*Set exercise*
Leave out the pictures and repeat exactly the lines from the one containing "Type out the text in this image." through the final line of the listing below.

━━━ Record extracts

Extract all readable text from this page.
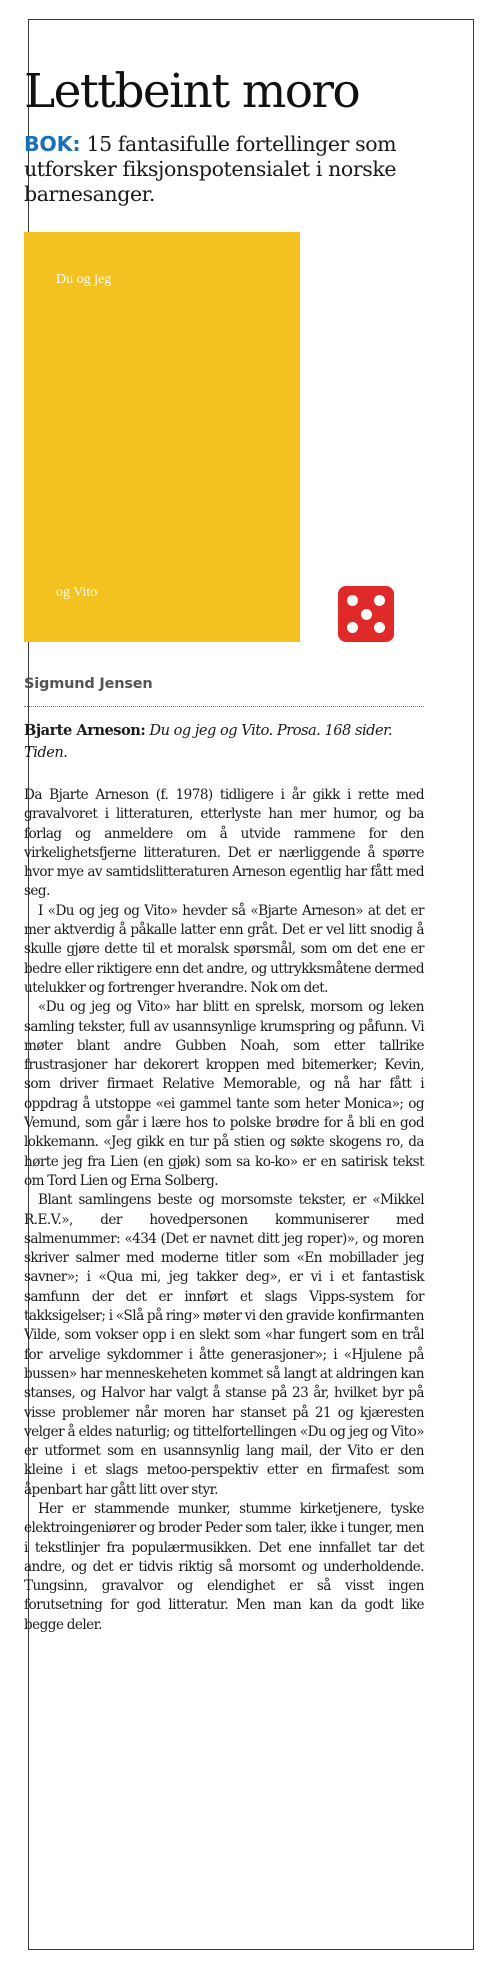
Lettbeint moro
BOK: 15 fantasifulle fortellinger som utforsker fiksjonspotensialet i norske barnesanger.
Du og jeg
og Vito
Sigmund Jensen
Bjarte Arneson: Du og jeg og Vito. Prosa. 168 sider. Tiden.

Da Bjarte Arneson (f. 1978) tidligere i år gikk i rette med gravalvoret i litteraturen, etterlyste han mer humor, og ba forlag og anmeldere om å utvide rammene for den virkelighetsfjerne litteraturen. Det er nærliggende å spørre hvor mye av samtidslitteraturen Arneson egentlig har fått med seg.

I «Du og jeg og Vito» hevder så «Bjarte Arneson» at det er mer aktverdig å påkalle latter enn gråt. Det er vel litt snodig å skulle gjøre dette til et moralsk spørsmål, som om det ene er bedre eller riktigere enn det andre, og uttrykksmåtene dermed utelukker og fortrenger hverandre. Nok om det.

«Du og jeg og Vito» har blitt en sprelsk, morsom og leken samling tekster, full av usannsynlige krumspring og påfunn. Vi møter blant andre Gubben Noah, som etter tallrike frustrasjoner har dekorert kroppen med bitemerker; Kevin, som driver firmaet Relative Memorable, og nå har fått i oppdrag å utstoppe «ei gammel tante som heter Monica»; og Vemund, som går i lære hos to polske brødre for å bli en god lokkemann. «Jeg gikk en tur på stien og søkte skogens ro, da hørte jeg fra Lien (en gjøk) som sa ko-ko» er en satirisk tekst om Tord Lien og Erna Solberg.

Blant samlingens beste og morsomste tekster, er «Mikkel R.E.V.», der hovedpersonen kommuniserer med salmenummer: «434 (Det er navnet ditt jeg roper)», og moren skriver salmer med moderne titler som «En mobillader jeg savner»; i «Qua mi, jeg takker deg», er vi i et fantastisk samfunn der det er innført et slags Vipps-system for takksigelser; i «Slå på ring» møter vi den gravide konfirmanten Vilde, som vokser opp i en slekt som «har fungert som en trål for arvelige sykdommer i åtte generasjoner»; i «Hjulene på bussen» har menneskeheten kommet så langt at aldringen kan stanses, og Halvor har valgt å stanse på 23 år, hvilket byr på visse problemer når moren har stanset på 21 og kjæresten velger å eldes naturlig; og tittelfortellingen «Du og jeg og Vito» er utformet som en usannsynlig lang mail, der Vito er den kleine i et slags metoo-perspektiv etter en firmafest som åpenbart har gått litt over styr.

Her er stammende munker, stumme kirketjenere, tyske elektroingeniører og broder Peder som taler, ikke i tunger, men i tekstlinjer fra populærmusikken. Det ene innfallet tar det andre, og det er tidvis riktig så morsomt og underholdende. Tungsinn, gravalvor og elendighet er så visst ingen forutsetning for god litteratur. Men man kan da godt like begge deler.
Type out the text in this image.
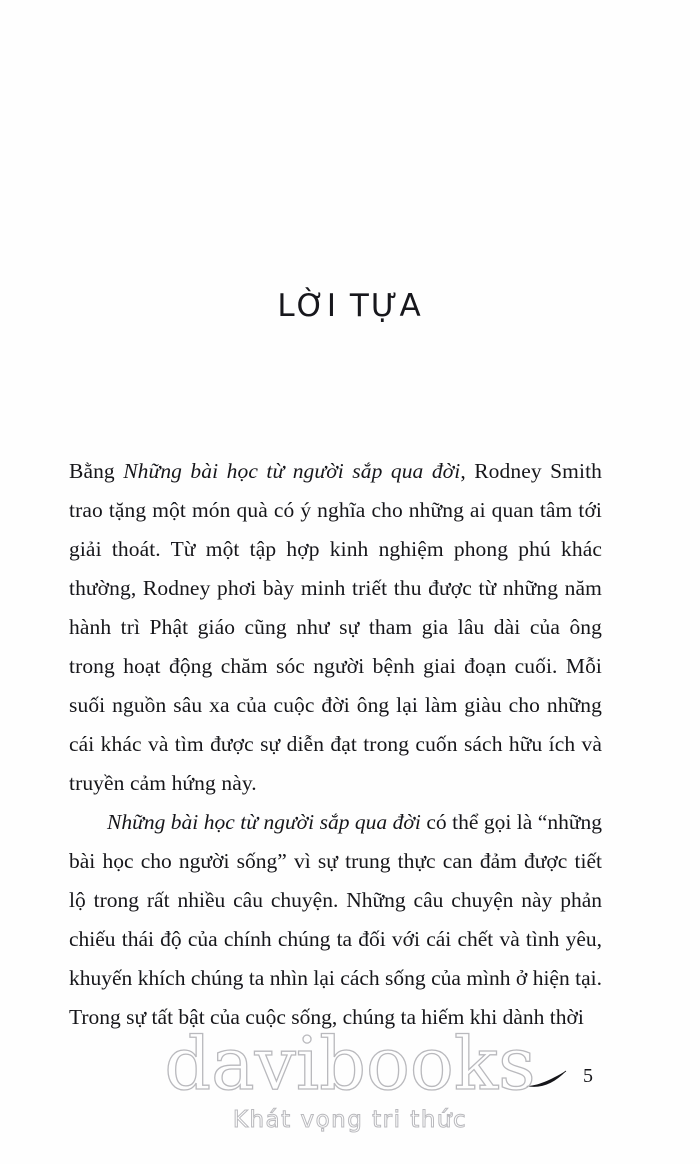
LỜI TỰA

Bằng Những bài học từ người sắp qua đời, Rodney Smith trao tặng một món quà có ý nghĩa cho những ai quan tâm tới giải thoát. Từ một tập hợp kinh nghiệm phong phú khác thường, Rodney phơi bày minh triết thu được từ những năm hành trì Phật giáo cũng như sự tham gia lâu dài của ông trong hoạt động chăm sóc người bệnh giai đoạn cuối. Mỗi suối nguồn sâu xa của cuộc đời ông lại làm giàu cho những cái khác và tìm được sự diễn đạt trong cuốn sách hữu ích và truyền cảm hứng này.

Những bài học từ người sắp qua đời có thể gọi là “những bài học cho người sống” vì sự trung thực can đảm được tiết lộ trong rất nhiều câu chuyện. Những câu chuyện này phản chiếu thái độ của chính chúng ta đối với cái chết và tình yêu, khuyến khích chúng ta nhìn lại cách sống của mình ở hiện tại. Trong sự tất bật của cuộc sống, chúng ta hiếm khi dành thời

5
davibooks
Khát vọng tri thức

━━━━━━

*Answer for the task*
Type out the text in this image.
LỜI TỰA

Bằng Những bài học từ người sắp qua đời, Rodney Smith trao tặng một món quà có ý nghĩa cho những ai quan tâm tới giải thoát. Từ một tập hợp kinh nghiệm phong phú khác thường, Rodney phơi bày minh triết thu được từ những năm hành trì Phật giáo cũng như sự tham gia lâu dài của ông trong hoạt động chăm sóc người bệnh giai đoạn cuối. Mỗi suối nguồn sâu xa của cuộc đời ông lại làm giàu cho những cái khác và tìm được sự diễn đạt trong cuốn sách hữu ích và truyền cảm hứng này.

Những bài học từ người sắp qua đời có thể gọi là “những bài học cho người sống” vì sự trung thực can đảm được tiết lộ trong rất nhiều câu chuyện. Những câu chuyện này phản chiếu thái độ của chính chúng ta đối với cái chết và tình yêu, khuyến khích chúng ta nhìn lại cách sống của mình ở hiện tại. Trong sự tất bật của cuộc sống, chúng ta hiếm khi dành thời

5
davibooks
Khát vọng tri thức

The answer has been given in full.